- _Work instructions_
From the entries below, report how many lines contain the string "обслуживания". Give only that number.

- _Provided data_

:::

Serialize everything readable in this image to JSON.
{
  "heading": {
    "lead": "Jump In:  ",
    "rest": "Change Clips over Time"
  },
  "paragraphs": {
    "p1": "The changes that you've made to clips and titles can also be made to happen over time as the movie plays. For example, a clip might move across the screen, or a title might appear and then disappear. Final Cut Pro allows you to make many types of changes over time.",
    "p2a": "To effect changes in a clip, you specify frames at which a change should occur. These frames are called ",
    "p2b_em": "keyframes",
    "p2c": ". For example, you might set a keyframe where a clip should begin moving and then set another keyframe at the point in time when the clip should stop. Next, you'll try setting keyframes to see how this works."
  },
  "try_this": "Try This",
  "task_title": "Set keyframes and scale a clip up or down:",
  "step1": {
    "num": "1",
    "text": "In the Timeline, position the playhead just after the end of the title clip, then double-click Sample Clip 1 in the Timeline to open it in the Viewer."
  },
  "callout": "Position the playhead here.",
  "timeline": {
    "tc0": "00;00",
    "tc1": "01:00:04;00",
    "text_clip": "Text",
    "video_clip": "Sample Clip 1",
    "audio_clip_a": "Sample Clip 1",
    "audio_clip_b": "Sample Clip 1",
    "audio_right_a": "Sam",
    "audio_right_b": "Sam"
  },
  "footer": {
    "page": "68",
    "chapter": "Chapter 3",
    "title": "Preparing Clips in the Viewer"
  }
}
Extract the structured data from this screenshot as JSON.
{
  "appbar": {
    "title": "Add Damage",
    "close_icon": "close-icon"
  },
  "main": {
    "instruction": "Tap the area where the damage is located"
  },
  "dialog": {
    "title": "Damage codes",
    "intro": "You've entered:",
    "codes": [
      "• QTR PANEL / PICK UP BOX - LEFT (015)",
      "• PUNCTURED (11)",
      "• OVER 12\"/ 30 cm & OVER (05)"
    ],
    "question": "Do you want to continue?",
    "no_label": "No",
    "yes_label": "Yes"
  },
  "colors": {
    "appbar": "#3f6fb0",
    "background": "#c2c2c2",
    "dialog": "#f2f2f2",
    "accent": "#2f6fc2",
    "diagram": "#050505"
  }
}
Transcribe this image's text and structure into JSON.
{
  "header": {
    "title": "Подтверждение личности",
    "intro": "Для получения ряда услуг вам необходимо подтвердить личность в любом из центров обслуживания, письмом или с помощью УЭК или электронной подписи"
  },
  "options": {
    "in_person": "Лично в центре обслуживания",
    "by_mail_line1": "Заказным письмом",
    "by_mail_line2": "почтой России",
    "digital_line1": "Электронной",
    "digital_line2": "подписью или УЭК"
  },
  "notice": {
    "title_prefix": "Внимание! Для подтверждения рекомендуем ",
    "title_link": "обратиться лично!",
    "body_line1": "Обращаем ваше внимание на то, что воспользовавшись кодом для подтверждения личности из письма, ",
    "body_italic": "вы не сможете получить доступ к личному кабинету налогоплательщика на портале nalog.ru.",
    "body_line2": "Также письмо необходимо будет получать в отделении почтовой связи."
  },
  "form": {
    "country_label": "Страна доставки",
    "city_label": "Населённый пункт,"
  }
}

:::

- _Solution_
2